Excerpted passage
-- Begin --

Lemongrass and Turmeric Prawn Masala Curry.

Lemongrass and Turmeric Prawn Masala Curry.

Lemongrass and Turmeric Masala  Prawn Curry.

 

Festive greetings and best wishes to all. Since we are all feeling a little roast dinner/meated out, I thought this would be a pleasant change to the hearty waist busting dishes we consume over the next few days. I love Thai/Asian flavourings, and nothing beats a homemade curry paste. My curiosity gets the better of me and I want more than just green or red. Hence, I made this one up. I was lucky enough to find some fresh turmeric, Asian supermarkets will have some. The best comparison I can give is the difference is similar to fresh ginger and ground ginger.

-- End --

Task brief
According to the prawn curry post, where can fresh turmeric be found?

Dataset excerpts

-- Begin --

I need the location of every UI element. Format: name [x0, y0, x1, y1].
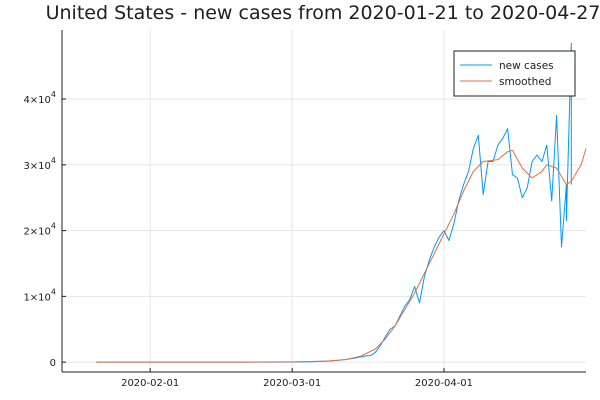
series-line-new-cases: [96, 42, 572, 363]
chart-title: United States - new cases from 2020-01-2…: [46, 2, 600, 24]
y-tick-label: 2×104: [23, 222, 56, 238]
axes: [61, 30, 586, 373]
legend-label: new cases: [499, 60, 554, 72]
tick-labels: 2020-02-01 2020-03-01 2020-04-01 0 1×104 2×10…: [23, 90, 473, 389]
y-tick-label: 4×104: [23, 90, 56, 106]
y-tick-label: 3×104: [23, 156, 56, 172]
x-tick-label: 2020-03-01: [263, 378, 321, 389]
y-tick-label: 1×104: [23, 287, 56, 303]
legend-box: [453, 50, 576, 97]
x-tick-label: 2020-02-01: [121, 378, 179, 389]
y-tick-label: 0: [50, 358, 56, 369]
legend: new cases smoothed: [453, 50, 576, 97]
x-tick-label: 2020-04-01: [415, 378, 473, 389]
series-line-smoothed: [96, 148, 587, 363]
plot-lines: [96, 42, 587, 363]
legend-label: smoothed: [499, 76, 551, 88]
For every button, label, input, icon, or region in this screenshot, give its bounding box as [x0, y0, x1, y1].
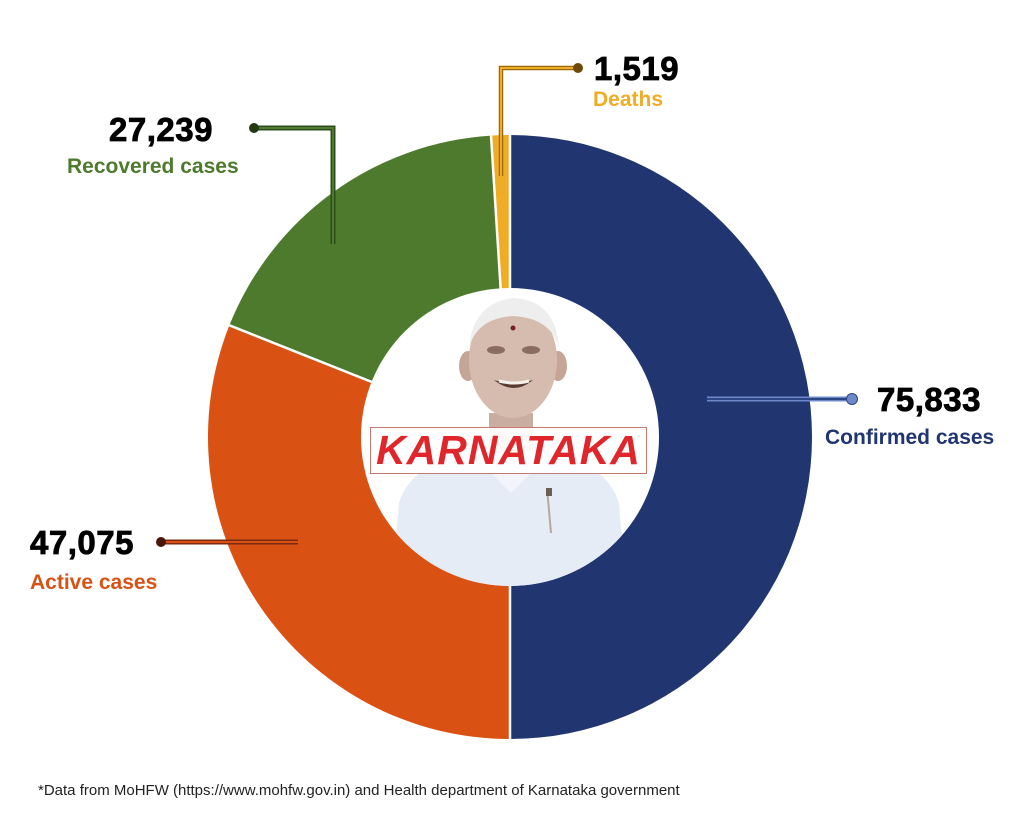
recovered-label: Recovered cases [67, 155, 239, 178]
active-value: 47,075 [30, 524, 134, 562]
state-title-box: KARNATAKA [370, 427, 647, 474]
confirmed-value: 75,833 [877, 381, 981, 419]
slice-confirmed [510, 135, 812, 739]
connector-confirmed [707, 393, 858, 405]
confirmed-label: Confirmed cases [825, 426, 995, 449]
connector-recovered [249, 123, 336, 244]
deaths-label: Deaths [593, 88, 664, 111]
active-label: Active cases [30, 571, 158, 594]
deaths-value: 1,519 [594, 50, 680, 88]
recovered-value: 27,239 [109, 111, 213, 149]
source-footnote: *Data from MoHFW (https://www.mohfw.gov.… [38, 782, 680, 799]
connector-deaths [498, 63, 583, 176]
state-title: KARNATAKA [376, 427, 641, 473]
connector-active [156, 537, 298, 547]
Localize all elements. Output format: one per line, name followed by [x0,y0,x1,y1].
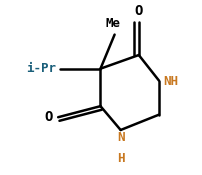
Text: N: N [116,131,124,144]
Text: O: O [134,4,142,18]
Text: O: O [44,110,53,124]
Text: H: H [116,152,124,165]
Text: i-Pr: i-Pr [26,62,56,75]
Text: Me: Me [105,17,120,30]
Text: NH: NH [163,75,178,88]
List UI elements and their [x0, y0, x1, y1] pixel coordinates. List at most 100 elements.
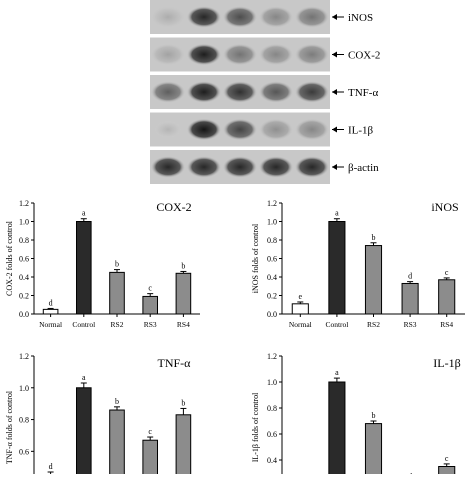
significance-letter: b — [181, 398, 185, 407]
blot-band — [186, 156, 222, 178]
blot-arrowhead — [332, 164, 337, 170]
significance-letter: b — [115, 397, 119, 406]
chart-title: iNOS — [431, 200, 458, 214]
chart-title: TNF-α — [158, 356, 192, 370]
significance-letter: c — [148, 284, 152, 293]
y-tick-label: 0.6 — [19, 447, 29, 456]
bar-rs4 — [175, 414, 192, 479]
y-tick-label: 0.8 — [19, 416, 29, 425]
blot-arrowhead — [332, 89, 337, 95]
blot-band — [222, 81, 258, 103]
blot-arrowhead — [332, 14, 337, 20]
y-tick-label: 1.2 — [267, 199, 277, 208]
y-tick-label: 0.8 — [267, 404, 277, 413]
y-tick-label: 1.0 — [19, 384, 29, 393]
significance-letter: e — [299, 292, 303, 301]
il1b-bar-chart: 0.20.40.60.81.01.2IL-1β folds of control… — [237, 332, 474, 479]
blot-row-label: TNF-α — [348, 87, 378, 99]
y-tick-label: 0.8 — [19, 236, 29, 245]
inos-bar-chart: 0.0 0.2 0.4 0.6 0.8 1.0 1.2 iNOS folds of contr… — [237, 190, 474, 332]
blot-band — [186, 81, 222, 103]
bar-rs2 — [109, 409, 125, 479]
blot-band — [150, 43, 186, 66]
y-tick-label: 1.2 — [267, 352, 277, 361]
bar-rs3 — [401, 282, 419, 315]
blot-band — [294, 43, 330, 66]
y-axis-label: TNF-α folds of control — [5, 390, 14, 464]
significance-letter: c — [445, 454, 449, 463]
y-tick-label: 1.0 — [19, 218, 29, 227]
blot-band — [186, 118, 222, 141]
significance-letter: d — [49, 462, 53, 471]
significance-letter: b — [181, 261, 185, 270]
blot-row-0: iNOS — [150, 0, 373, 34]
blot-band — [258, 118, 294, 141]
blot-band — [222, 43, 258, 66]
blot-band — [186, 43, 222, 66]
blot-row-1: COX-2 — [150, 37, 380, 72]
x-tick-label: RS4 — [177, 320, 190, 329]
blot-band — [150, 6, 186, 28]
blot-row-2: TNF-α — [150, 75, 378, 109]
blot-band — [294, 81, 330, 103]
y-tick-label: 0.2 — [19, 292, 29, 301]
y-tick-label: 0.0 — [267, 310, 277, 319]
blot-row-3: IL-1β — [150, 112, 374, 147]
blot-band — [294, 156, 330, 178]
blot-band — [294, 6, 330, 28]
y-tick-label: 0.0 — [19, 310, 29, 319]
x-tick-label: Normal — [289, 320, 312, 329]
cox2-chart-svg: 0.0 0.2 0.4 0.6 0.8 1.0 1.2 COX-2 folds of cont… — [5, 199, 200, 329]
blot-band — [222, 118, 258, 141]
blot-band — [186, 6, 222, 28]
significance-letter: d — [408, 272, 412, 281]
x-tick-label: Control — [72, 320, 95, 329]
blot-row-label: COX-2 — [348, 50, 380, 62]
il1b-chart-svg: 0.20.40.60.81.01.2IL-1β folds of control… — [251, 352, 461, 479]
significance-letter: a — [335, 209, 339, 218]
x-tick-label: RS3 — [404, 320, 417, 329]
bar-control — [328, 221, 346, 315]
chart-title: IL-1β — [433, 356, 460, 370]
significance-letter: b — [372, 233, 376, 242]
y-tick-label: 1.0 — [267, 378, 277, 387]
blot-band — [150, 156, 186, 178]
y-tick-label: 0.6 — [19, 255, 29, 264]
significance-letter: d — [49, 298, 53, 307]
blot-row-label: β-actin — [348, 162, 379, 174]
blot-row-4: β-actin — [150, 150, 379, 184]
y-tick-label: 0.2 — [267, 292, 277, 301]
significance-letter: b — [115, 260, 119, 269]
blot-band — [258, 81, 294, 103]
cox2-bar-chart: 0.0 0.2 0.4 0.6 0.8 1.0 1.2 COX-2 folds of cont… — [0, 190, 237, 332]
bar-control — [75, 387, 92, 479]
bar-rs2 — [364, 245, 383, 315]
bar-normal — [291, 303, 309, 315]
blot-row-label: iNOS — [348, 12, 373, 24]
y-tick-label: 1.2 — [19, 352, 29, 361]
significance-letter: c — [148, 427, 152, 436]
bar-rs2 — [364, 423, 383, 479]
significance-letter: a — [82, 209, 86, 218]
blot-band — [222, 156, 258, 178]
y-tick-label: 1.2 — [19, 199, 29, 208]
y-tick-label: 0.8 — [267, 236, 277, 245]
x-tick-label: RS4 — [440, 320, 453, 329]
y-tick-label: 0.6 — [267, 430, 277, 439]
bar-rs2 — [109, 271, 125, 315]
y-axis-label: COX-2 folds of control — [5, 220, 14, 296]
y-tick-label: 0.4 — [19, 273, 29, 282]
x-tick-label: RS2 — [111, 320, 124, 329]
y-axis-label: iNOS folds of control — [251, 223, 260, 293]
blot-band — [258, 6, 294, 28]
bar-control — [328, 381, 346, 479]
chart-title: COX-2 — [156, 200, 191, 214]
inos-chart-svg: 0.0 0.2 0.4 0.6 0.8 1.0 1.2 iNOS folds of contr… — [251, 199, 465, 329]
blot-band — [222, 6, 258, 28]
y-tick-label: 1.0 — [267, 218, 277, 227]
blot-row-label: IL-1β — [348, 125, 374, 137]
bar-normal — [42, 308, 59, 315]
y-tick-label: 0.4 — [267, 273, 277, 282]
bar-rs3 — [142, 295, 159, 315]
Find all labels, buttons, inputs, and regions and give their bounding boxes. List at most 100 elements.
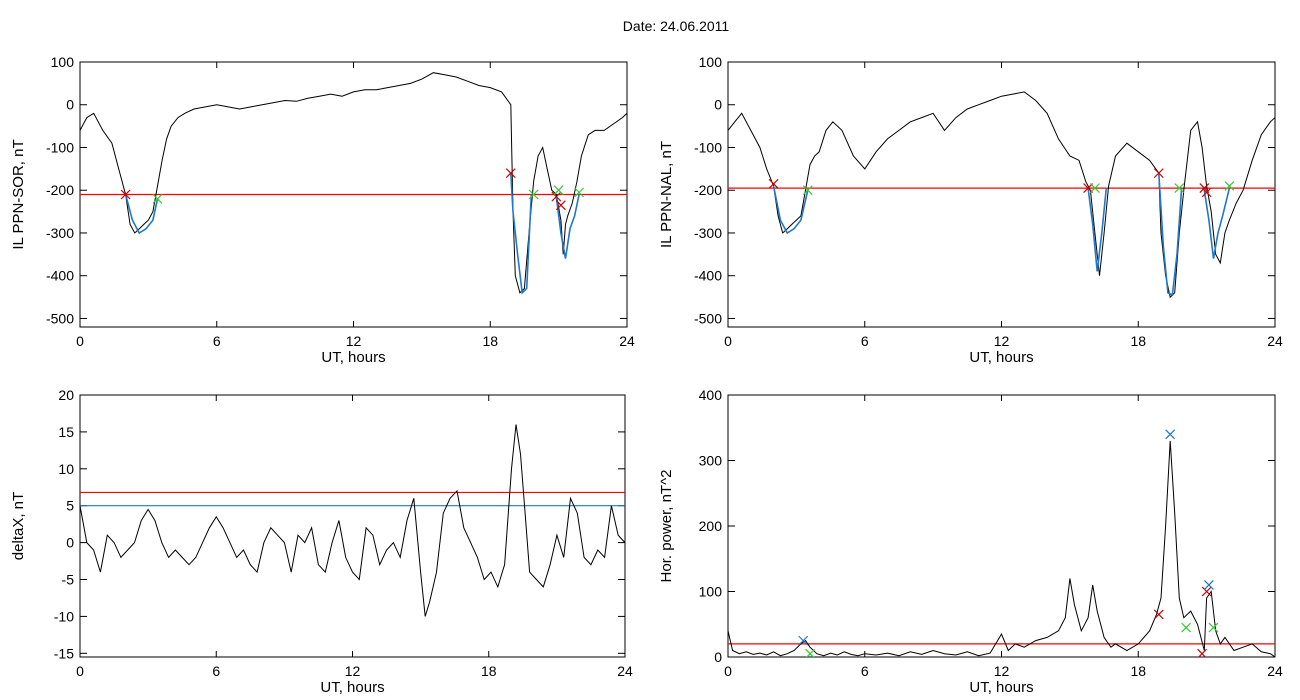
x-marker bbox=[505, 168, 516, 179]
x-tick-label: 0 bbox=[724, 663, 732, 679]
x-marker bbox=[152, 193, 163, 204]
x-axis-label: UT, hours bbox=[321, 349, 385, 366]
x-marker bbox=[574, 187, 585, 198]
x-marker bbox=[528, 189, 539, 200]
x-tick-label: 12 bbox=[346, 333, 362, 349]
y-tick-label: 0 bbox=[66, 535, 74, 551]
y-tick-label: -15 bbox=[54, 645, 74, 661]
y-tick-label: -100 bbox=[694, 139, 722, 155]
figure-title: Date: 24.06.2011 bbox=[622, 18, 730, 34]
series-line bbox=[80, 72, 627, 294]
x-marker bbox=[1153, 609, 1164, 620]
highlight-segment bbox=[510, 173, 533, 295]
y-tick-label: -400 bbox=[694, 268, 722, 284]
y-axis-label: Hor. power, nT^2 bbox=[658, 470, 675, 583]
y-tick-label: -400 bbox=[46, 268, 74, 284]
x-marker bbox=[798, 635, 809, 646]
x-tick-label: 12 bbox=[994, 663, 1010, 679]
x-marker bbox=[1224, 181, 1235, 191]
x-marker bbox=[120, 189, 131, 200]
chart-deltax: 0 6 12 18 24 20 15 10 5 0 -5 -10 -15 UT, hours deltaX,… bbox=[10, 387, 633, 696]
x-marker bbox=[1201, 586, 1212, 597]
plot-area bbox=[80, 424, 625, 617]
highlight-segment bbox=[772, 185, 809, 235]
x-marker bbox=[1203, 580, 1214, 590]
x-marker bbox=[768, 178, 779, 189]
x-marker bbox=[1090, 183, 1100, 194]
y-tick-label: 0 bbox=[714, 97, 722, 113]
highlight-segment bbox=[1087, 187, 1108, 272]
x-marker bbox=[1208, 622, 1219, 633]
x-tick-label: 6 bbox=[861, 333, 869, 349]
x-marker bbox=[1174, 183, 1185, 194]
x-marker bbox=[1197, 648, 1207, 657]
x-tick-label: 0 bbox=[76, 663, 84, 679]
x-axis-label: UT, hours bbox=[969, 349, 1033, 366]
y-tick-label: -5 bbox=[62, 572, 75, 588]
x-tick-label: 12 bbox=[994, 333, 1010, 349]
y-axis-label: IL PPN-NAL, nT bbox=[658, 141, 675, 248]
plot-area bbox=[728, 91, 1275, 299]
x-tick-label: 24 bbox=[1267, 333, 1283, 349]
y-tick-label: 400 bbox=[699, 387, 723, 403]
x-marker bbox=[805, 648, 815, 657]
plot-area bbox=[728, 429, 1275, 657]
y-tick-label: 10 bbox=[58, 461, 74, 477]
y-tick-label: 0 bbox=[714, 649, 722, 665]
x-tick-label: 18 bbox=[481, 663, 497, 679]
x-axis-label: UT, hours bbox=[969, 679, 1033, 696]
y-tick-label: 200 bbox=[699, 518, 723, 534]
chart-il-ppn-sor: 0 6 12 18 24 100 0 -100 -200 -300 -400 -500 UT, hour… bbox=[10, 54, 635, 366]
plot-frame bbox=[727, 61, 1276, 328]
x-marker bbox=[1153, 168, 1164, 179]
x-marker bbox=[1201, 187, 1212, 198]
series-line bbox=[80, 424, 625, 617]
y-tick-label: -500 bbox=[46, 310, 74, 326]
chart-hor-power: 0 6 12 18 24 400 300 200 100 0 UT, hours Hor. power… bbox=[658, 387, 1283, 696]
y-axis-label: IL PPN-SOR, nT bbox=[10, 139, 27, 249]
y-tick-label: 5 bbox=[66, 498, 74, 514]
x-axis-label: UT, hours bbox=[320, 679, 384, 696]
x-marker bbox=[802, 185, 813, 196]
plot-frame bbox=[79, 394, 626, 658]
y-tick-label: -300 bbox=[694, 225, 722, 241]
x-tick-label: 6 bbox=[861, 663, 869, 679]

-- End --

Written reply
Asian supermarkets will have some.